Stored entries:
— Begin —

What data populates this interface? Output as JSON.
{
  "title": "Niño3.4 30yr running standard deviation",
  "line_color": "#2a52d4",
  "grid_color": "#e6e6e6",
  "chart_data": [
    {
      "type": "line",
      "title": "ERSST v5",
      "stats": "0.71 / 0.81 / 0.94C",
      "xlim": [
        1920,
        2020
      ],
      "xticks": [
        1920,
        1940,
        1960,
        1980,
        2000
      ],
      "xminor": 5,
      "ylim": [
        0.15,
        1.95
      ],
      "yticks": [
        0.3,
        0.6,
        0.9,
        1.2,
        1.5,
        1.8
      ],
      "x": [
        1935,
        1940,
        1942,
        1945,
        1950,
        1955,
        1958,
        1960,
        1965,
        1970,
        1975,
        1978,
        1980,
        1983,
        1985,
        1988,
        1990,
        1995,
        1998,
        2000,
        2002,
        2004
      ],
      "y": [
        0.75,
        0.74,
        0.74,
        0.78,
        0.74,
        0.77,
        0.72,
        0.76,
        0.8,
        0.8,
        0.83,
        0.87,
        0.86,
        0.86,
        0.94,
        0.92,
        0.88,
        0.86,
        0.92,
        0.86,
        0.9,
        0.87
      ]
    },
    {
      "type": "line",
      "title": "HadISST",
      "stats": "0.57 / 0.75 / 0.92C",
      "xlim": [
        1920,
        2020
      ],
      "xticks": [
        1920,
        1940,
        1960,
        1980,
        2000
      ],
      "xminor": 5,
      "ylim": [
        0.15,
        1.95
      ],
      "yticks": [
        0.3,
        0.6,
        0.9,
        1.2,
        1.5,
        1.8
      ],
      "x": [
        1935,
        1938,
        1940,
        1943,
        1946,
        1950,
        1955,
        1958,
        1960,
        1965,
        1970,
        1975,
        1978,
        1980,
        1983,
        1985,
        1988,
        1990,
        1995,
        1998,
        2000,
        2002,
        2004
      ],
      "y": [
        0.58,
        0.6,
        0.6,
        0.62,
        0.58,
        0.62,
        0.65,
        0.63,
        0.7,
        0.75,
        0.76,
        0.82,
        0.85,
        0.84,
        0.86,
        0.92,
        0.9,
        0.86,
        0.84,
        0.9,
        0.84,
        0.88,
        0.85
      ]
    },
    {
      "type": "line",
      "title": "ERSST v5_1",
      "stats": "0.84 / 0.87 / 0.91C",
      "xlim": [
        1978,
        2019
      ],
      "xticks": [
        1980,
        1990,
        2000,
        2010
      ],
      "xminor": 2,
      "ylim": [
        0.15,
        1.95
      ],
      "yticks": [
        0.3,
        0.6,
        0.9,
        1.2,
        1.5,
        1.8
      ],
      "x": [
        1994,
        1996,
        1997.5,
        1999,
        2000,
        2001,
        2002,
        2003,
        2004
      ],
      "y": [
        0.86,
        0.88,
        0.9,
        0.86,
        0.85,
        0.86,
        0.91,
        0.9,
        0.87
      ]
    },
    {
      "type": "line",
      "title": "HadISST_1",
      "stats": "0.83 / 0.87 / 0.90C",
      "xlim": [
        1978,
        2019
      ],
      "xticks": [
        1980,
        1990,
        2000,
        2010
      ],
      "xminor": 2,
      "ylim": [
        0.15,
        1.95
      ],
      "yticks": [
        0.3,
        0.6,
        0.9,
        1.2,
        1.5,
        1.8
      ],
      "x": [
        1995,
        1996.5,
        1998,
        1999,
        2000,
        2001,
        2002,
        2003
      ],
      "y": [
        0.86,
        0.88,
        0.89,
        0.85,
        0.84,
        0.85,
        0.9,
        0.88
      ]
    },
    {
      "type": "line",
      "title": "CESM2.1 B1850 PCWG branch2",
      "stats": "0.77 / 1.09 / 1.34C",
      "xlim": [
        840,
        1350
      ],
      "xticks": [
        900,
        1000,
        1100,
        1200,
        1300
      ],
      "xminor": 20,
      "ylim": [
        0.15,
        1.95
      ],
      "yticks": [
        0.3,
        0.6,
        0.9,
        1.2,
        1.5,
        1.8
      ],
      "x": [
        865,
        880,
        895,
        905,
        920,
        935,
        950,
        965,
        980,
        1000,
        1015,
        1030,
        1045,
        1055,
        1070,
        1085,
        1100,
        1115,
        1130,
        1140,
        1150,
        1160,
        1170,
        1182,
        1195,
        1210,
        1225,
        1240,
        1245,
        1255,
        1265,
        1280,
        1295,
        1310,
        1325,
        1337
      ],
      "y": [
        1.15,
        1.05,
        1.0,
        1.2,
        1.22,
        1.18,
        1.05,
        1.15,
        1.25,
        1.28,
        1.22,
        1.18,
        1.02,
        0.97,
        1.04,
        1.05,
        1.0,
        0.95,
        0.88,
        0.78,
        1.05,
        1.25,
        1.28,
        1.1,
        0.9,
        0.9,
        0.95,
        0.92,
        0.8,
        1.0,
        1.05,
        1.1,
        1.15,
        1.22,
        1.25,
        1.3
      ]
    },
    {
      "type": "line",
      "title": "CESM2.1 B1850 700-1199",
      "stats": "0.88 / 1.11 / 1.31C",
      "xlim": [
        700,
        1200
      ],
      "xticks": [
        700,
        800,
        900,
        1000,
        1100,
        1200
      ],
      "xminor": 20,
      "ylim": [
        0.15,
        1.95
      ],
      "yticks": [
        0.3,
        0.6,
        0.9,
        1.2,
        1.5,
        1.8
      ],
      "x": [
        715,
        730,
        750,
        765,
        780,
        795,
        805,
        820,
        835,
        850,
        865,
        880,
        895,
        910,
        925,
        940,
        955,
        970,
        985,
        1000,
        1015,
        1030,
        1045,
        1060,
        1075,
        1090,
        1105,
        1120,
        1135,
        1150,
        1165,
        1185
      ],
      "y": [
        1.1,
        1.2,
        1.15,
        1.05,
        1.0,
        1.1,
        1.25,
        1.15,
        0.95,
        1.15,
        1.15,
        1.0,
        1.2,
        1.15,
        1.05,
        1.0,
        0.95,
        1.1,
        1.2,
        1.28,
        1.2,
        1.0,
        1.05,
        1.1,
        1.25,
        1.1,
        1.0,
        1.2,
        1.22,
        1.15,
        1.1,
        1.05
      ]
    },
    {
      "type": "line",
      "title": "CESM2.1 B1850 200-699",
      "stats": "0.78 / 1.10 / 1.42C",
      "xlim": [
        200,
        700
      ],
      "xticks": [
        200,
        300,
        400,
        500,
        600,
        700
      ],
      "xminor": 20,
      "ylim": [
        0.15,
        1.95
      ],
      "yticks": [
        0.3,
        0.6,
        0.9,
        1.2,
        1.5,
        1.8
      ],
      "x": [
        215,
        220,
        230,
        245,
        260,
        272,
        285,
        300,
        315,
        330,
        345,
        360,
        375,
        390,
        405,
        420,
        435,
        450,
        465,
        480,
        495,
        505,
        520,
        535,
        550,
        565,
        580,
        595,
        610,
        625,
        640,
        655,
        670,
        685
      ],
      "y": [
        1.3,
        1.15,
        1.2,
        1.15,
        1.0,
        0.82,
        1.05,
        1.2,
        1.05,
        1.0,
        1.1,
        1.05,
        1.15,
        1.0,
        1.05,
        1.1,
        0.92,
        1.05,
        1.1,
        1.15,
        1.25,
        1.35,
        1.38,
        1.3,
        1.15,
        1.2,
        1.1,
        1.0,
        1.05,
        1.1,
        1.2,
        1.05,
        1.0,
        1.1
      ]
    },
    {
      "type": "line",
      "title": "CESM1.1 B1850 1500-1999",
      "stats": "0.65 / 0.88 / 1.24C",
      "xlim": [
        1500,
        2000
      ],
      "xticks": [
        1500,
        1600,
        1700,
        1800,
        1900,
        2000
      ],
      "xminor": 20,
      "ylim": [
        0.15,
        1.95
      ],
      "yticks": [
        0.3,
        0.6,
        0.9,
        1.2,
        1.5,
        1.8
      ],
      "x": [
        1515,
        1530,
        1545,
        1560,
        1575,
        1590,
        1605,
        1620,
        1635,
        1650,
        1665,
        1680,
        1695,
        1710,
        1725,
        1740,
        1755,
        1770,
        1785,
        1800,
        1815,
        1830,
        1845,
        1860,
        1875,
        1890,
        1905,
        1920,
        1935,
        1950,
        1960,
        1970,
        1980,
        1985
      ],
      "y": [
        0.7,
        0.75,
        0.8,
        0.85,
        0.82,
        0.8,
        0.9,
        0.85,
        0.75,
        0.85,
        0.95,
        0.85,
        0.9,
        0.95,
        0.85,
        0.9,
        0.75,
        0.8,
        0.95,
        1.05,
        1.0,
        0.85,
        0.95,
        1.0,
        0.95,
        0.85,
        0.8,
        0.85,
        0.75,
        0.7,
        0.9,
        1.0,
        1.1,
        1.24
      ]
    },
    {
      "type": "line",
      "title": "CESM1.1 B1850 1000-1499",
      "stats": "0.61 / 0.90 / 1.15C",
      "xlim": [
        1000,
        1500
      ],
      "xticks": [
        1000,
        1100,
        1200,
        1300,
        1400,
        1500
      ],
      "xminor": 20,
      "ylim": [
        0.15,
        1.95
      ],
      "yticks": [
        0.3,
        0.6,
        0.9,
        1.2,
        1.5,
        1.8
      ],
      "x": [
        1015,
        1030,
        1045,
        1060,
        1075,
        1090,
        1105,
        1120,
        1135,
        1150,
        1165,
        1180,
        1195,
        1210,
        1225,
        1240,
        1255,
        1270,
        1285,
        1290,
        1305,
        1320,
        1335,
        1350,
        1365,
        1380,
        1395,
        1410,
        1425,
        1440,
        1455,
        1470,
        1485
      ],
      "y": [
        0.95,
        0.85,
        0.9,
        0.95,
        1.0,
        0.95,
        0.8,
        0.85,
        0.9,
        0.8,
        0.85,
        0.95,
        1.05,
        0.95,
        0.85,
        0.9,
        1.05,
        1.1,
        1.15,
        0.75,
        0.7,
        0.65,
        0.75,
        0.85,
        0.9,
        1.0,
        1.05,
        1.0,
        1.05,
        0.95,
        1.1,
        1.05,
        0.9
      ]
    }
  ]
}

— End —

Go through the material above and count the lines that contain "stats"; give that number alone.

9